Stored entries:

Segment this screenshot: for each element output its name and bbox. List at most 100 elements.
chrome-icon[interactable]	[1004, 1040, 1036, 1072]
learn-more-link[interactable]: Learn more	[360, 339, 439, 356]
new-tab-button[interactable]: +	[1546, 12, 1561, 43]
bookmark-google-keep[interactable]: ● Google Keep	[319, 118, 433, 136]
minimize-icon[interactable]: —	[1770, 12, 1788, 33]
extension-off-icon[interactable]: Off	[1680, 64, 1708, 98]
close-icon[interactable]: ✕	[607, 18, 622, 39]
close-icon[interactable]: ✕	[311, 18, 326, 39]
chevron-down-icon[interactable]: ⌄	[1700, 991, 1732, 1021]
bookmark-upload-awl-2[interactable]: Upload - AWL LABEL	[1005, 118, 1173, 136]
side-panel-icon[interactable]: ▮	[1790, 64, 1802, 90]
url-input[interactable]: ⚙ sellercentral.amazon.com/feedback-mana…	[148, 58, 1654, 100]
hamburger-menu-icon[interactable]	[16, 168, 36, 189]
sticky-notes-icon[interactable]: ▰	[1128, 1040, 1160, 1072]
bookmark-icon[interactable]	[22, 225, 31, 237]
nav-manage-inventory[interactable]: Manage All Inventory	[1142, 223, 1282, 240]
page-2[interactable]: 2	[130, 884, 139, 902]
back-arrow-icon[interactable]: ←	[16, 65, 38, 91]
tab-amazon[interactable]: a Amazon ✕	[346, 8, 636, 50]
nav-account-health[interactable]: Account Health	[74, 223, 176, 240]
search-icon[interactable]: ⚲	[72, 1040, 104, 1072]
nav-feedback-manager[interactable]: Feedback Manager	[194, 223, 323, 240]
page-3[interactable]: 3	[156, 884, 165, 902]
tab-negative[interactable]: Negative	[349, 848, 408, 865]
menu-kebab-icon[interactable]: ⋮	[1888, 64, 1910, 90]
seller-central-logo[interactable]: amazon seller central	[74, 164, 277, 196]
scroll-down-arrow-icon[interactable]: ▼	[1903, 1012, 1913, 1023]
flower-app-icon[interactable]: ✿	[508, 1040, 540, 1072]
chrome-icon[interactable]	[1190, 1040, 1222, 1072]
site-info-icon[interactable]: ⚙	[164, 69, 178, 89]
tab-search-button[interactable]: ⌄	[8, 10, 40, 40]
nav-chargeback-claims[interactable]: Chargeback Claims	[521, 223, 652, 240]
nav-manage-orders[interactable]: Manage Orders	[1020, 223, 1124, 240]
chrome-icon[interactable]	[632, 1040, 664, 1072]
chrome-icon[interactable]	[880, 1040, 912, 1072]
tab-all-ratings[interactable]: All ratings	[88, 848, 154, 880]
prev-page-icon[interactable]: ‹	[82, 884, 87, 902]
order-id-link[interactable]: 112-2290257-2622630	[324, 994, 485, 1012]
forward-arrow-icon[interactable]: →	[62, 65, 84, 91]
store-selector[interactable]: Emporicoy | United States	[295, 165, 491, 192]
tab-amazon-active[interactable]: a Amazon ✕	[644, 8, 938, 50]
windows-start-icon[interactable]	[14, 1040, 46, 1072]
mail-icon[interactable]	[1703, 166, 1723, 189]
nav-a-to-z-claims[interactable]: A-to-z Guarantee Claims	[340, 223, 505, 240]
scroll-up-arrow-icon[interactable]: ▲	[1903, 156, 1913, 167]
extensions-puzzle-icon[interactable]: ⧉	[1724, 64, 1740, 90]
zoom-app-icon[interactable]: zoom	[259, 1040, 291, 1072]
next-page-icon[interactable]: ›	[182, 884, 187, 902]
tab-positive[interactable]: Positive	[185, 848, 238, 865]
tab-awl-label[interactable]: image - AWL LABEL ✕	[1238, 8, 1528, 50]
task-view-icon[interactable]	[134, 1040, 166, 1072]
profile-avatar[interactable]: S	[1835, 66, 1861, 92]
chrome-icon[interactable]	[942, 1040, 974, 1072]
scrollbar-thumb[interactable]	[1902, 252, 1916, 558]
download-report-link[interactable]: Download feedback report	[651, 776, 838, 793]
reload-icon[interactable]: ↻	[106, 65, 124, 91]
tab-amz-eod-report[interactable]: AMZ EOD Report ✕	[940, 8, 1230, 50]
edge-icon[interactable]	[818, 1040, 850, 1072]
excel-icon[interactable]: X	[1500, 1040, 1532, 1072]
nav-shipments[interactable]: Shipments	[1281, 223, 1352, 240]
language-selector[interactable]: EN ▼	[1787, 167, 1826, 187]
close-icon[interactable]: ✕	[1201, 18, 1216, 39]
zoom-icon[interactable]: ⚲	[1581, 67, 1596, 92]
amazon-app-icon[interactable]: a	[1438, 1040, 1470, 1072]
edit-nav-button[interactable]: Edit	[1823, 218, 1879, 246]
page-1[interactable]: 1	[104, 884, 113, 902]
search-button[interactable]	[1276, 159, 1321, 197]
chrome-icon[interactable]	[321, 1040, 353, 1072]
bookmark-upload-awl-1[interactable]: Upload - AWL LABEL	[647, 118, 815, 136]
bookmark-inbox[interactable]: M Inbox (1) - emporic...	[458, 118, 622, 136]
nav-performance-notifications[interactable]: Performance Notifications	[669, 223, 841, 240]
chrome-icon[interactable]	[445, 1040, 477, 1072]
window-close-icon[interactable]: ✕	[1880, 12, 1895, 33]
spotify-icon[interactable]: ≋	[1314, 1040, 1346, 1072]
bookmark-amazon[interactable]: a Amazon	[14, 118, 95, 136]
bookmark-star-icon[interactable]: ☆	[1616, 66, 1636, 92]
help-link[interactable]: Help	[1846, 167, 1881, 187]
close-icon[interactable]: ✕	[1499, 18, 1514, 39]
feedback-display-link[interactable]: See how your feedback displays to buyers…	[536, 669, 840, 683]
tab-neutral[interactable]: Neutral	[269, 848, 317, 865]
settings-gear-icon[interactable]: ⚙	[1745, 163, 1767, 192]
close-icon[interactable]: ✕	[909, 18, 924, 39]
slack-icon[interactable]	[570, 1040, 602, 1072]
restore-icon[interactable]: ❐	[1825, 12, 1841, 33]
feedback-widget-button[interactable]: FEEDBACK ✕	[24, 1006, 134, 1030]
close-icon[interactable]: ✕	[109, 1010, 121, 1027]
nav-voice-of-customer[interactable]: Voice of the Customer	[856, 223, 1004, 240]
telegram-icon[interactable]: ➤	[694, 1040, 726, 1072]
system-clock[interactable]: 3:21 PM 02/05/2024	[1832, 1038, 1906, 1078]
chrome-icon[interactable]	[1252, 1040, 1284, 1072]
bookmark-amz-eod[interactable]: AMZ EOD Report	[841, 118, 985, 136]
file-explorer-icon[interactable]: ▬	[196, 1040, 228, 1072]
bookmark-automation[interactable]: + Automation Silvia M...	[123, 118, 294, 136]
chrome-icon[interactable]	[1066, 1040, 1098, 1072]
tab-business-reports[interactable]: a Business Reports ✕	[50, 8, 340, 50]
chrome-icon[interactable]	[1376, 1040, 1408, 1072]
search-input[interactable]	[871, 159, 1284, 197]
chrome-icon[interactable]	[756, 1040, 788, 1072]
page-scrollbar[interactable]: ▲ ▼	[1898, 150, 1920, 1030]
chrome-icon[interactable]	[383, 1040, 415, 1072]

GIVEN EXERCISE: Return every line of the material above word for word, with nothing changed or left out.

FINAL ANSWER:
Segment this screenshot: for each element output its name and bbox. List at most 100 elements.
chrome-icon[interactable]	[1004, 1040, 1036, 1072]
learn-more-link[interactable]: Learn more	[360, 339, 439, 356]
new-tab-button[interactable]: +	[1546, 12, 1561, 43]
bookmark-google-keep[interactable]: ● Google Keep	[319, 118, 433, 136]
minimize-icon[interactable]: —	[1770, 12, 1788, 33]
extension-off-icon[interactable]: Off	[1680, 64, 1708, 98]
close-icon[interactable]: ✕	[607, 18, 622, 39]
close-icon[interactable]: ✕	[311, 18, 326, 39]
chevron-down-icon[interactable]: ⌄	[1700, 991, 1732, 1021]
bookmark-upload-awl-2[interactable]: Upload - AWL LABEL	[1005, 118, 1173, 136]
side-panel-icon[interactable]: ▮	[1790, 64, 1802, 90]
url-input[interactable]: ⚙ sellercentral.amazon.com/feedback-mana…	[148, 58, 1654, 100]
hamburger-menu-icon[interactable]	[16, 168, 36, 189]
sticky-notes-icon[interactable]: ▰	[1128, 1040, 1160, 1072]
bookmark-icon[interactable]	[22, 225, 31, 237]
nav-manage-inventory[interactable]: Manage All Inventory	[1142, 223, 1282, 240]
page-2[interactable]: 2	[130, 884, 139, 902]
back-arrow-icon[interactable]: ←	[16, 65, 38, 91]
tab-amazon[interactable]: a Amazon ✕	[346, 8, 636, 50]
nav-account-health[interactable]: Account Health	[74, 223, 176, 240]
search-icon[interactable]: ⚲	[72, 1040, 104, 1072]
nav-feedback-manager[interactable]: Feedback Manager	[194, 223, 323, 240]
page-3[interactable]: 3	[156, 884, 165, 902]
tab-negative[interactable]: Negative	[349, 848, 408, 865]
menu-kebab-icon[interactable]: ⋮	[1888, 64, 1910, 90]
seller-central-logo[interactable]: amazon seller central	[74, 164, 277, 196]
scroll-down-arrow-icon[interactable]: ▼	[1903, 1012, 1913, 1023]
flower-app-icon[interactable]: ✿	[508, 1040, 540, 1072]
chrome-icon[interactable]	[1190, 1040, 1222, 1072]
site-info-icon[interactable]: ⚙	[164, 69, 178, 89]
tab-search-button[interactable]: ⌄	[8, 10, 40, 40]
nav-chargeback-claims[interactable]: Chargeback Claims	[521, 223, 652, 240]
nav-manage-orders[interactable]: Manage Orders	[1020, 223, 1124, 240]
chrome-icon[interactable]	[632, 1040, 664, 1072]
chrome-icon[interactable]	[880, 1040, 912, 1072]
tab-all-ratings[interactable]: All ratings	[88, 848, 154, 880]
prev-page-icon[interactable]: ‹	[82, 884, 87, 902]
order-id-link[interactable]: 112-2290257-2622630	[324, 994, 485, 1012]
forward-arrow-icon[interactable]: →	[62, 65, 84, 91]
store-selector[interactable]: Emporicoy | United States	[295, 165, 491, 192]
tab-amazon-active[interactable]: a Amazon ✕	[644, 8, 938, 50]
windows-start-icon[interactable]	[14, 1040, 46, 1072]
mail-icon[interactable]	[1703, 166, 1723, 189]
nav-a-to-z-claims[interactable]: A-to-z Guarantee Claims	[340, 223, 505, 240]
scroll-up-arrow-icon[interactable]: ▲	[1903, 156, 1913, 167]
extensions-puzzle-icon[interactable]: ⧉	[1724, 64, 1740, 90]
zoom-app-icon[interactable]: zoom	[259, 1040, 291, 1072]
next-page-icon[interactable]: ›	[182, 884, 187, 902]
tab-positive[interactable]: Positive	[185, 848, 238, 865]
tab-awl-label[interactable]: image - AWL LABEL ✕	[1238, 8, 1528, 50]
task-view-icon[interactable]	[134, 1040, 166, 1072]
profile-avatar[interactable]: S	[1835, 66, 1861, 92]
chrome-icon[interactable]	[942, 1040, 974, 1072]
scrollbar-thumb[interactable]	[1902, 252, 1916, 558]
download-report-link[interactable]: Download feedback report	[651, 776, 838, 793]
reload-icon[interactable]: ↻	[106, 65, 124, 91]
tab-amz-eod-report[interactable]: AMZ EOD Report ✕	[940, 8, 1230, 50]
edge-icon[interactable]	[818, 1040, 850, 1072]
excel-icon[interactable]: X	[1500, 1040, 1532, 1072]
nav-shipments[interactable]: Shipments	[1281, 223, 1352, 240]
language-selector[interactable]: EN ▼	[1787, 167, 1826, 187]
close-icon[interactable]: ✕	[1201, 18, 1216, 39]
zoom-icon[interactable]: ⚲	[1581, 67, 1596, 92]
amazon-app-icon[interactable]: a	[1438, 1040, 1470, 1072]
edit-nav-button[interactable]: Edit	[1823, 218, 1879, 246]
page-1[interactable]: 1	[104, 884, 113, 902]
search-button[interactable]	[1276, 159, 1321, 197]
chrome-icon[interactable]	[321, 1040, 353, 1072]
bookmark-upload-awl-1[interactable]: Upload - AWL LABEL	[647, 118, 815, 136]
bookmark-inbox[interactable]: M Inbox (1) - emporic...	[458, 118, 622, 136]
nav-performance-notifications[interactable]: Performance Notifications	[669, 223, 841, 240]
chrome-icon[interactable]	[445, 1040, 477, 1072]
window-close-icon[interactable]: ✕	[1880, 12, 1895, 33]
spotify-icon[interactable]: ≋	[1314, 1040, 1346, 1072]
bookmark-amazon[interactable]: a Amazon	[14, 118, 95, 136]
bookmark-star-icon[interactable]: ☆	[1616, 66, 1636, 92]
help-link[interactable]: Help	[1846, 167, 1881, 187]
close-icon[interactable]: ✕	[1499, 18, 1514, 39]
feedback-display-link[interactable]: See how your feedback displays to buyers…	[536, 669, 840, 683]
tab-neutral[interactable]: Neutral	[269, 848, 317, 865]
settings-gear-icon[interactable]: ⚙	[1745, 163, 1767, 192]
close-icon[interactable]: ✕	[909, 18, 924, 39]
slack-icon[interactable]	[570, 1040, 602, 1072]
restore-icon[interactable]: ❐	[1825, 12, 1841, 33]
feedback-widget-button[interactable]: FEEDBACK ✕	[24, 1006, 134, 1030]
close-icon[interactable]: ✕	[109, 1010, 121, 1027]
nav-voice-of-customer[interactable]: Voice of the Customer	[856, 223, 1004, 240]
telegram-icon[interactable]: ➤	[694, 1040, 726, 1072]
system-clock[interactable]: 3:21 PM 02/05/2024	[1832, 1038, 1906, 1078]
chrome-icon[interactable]	[1252, 1040, 1284, 1072]
bookmark-amz-eod[interactable]: AMZ EOD Report	[841, 118, 985, 136]
file-explorer-icon[interactable]: ▬	[196, 1040, 228, 1072]
bookmark-automation[interactable]: + Automation Silvia M...	[123, 118, 294, 136]
chrome-icon[interactable]	[1066, 1040, 1098, 1072]
tab-business-reports[interactable]: a Business Reports ✕	[50, 8, 340, 50]
chrome-icon[interactable]	[1376, 1040, 1408, 1072]
search-input[interactable]	[871, 159, 1284, 197]
chrome-icon[interactable]	[756, 1040, 788, 1072]
page-scrollbar[interactable]: ▲ ▼	[1898, 150, 1920, 1030]
chrome-icon[interactable]	[383, 1040, 415, 1072]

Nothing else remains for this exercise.